PROBLEM TO SOLVE:
Without further comment, state how many lines in the listing below contain the word "marker".

——————

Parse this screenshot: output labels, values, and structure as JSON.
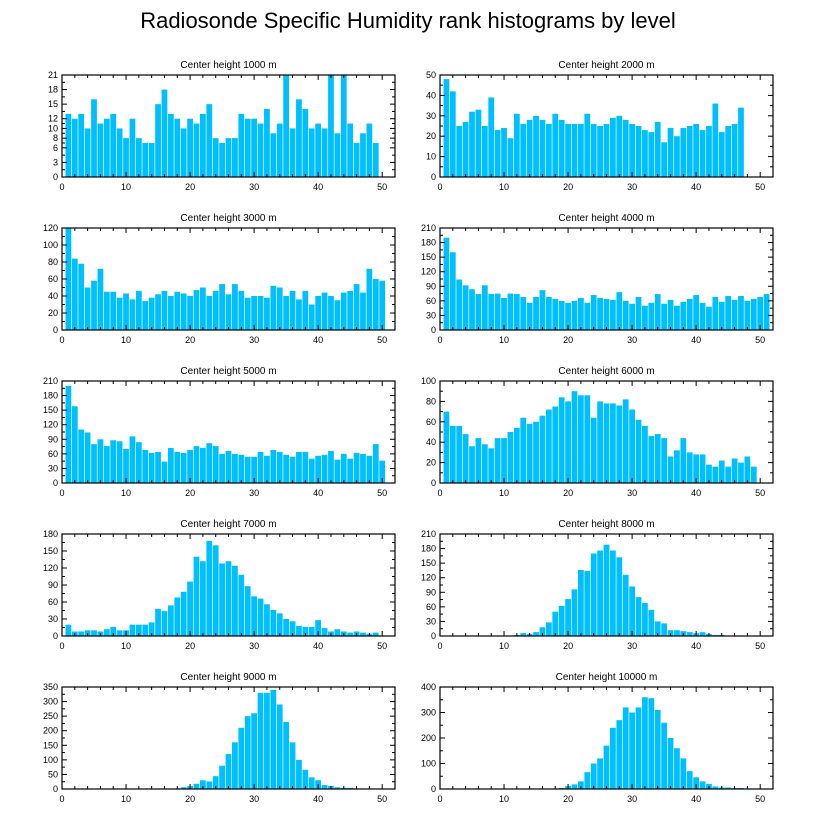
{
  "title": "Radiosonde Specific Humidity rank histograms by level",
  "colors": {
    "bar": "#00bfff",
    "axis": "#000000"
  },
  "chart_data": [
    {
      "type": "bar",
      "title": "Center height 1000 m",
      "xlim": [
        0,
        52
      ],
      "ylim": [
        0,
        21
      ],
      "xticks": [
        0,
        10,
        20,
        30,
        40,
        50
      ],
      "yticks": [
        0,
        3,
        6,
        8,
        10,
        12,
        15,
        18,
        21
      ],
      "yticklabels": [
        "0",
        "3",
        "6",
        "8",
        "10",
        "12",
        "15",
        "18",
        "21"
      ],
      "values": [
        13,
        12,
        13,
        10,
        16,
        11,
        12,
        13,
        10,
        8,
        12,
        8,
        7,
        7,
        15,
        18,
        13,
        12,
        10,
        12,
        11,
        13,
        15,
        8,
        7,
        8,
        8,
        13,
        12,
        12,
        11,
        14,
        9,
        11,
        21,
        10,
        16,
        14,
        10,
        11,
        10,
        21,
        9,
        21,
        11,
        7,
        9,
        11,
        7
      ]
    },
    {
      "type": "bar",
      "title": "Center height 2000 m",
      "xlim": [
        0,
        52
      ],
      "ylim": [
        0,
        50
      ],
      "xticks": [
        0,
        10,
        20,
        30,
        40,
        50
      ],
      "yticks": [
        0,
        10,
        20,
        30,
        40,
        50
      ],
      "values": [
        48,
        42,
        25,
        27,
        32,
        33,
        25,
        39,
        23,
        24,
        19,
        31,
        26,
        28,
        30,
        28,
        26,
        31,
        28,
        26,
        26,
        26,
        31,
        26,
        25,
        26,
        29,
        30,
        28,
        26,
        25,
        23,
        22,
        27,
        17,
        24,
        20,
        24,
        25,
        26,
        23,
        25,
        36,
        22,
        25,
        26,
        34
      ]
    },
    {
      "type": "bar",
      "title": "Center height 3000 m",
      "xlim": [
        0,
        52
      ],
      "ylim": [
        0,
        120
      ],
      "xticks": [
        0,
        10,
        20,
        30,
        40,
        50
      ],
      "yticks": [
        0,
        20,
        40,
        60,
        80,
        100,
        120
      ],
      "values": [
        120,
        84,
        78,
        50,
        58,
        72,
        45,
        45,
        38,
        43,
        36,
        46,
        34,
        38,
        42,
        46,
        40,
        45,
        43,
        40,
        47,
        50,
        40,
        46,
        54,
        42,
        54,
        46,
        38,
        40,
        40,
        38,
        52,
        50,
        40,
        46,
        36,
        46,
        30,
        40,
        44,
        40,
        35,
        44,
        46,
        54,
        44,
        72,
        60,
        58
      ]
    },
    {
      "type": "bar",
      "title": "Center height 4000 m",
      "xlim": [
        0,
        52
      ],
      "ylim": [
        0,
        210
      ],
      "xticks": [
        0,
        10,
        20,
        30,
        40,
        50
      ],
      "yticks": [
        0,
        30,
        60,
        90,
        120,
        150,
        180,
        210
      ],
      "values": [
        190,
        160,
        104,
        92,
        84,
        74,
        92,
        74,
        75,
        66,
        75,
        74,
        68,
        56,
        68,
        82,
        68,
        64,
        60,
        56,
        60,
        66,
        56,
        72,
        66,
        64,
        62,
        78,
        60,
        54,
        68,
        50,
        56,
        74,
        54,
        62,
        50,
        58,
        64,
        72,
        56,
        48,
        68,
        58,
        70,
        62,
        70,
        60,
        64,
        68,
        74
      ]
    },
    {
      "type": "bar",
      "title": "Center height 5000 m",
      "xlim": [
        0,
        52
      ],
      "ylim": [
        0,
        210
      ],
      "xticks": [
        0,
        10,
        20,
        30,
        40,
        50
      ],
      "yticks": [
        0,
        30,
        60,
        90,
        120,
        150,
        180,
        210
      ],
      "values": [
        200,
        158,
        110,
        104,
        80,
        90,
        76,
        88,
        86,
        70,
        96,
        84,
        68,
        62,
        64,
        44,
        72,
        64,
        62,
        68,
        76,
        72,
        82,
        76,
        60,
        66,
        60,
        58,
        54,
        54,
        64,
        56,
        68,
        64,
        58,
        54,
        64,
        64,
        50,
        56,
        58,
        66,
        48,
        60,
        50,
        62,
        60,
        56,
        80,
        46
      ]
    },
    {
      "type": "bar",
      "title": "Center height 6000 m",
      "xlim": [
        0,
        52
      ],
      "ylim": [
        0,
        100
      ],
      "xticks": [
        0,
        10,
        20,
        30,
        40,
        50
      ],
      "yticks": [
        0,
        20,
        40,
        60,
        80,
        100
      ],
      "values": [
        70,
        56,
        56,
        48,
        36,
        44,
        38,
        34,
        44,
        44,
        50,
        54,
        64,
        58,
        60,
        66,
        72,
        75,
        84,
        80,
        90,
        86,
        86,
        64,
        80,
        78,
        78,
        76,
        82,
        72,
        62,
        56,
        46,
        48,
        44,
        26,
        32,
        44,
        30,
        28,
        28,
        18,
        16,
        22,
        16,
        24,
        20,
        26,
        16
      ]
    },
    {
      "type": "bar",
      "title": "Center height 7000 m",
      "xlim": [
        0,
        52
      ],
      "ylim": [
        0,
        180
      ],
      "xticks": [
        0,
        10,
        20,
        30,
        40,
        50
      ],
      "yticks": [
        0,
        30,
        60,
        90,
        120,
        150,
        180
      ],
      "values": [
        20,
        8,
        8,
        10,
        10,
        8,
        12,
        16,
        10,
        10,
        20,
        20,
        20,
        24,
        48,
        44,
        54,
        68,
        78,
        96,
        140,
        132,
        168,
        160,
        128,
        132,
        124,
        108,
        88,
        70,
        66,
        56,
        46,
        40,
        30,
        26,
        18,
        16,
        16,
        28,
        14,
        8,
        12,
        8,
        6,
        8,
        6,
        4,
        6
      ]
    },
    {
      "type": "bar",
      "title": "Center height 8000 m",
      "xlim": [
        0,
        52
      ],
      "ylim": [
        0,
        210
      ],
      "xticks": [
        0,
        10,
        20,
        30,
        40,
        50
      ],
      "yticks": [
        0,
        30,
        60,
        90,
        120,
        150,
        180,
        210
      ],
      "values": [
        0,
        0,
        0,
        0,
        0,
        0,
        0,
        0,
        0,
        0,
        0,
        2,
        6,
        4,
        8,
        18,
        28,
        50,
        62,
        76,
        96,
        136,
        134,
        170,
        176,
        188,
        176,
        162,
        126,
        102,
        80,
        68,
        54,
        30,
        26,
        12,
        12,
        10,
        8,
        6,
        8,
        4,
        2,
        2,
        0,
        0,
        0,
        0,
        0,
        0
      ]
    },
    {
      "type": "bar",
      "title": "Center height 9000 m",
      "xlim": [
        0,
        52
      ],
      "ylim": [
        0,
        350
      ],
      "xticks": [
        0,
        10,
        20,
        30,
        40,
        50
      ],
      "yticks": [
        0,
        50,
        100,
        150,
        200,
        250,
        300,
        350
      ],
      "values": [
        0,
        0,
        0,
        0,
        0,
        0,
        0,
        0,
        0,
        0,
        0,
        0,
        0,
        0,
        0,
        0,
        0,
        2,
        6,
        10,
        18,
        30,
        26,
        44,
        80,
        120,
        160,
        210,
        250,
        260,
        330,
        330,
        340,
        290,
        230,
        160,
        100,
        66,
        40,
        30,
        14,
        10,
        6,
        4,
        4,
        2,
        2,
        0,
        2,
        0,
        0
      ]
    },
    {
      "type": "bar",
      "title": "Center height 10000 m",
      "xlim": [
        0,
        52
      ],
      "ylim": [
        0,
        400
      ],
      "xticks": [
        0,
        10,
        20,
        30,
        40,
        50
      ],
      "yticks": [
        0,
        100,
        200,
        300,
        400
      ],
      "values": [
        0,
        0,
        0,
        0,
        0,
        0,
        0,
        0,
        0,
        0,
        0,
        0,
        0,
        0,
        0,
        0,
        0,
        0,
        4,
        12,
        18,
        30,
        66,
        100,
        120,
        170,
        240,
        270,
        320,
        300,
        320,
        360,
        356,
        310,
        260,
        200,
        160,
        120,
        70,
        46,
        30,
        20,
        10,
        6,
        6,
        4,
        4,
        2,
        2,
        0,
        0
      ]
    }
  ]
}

——————

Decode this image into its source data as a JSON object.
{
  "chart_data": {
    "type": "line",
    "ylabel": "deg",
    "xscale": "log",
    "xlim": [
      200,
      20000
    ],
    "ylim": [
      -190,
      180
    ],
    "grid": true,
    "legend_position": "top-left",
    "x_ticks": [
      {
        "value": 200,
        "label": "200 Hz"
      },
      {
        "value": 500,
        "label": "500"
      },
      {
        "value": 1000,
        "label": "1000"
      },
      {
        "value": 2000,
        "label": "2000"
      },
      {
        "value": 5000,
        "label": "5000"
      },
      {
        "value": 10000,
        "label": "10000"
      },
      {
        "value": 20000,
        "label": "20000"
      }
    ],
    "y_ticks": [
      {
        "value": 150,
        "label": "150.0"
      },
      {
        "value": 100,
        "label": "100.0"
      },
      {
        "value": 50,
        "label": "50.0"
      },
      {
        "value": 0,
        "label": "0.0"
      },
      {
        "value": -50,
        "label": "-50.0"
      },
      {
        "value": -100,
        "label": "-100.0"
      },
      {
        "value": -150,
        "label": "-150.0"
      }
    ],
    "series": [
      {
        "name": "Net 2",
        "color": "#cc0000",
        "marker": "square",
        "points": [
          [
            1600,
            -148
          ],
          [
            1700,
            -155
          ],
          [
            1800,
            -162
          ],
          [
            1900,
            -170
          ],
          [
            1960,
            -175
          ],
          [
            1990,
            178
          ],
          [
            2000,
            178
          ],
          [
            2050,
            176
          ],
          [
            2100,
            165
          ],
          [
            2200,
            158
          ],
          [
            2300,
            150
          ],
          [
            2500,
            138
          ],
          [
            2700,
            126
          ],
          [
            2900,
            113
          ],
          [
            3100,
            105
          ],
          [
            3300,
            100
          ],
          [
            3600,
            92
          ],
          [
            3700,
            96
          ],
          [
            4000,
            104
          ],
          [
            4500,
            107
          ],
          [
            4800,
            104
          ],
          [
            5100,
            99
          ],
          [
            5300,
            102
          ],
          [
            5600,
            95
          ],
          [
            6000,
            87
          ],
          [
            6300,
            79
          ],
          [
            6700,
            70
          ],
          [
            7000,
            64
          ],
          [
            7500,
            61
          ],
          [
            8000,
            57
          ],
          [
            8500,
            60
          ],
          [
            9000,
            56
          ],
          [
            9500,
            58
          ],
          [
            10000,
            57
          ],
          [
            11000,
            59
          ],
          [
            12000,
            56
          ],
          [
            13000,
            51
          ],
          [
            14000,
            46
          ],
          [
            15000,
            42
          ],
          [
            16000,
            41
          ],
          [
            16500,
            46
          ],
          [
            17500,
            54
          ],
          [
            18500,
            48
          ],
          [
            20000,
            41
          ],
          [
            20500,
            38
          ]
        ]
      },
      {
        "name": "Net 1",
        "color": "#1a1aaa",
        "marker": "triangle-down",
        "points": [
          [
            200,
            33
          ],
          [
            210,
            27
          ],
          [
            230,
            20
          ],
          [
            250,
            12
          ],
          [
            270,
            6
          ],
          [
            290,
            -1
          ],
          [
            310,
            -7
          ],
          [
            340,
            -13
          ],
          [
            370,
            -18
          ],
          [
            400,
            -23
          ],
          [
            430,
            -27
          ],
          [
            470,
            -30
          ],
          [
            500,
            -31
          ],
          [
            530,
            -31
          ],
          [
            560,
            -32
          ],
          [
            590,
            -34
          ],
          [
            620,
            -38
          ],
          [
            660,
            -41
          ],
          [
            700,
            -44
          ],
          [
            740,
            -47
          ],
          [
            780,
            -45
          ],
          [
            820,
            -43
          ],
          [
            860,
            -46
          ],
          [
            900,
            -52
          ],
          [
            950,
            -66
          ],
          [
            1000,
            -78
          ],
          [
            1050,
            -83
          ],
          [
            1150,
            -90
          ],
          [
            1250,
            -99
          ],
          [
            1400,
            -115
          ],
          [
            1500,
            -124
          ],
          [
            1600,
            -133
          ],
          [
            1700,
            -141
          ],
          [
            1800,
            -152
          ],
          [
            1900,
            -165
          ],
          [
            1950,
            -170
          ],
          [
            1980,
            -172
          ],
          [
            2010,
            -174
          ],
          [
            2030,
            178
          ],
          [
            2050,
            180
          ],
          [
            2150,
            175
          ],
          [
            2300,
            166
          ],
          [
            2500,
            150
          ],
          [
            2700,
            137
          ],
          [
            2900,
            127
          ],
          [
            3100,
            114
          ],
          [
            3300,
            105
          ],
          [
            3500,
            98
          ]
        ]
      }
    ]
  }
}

——————

RESPONSE FOR THIS EXERCISE:
2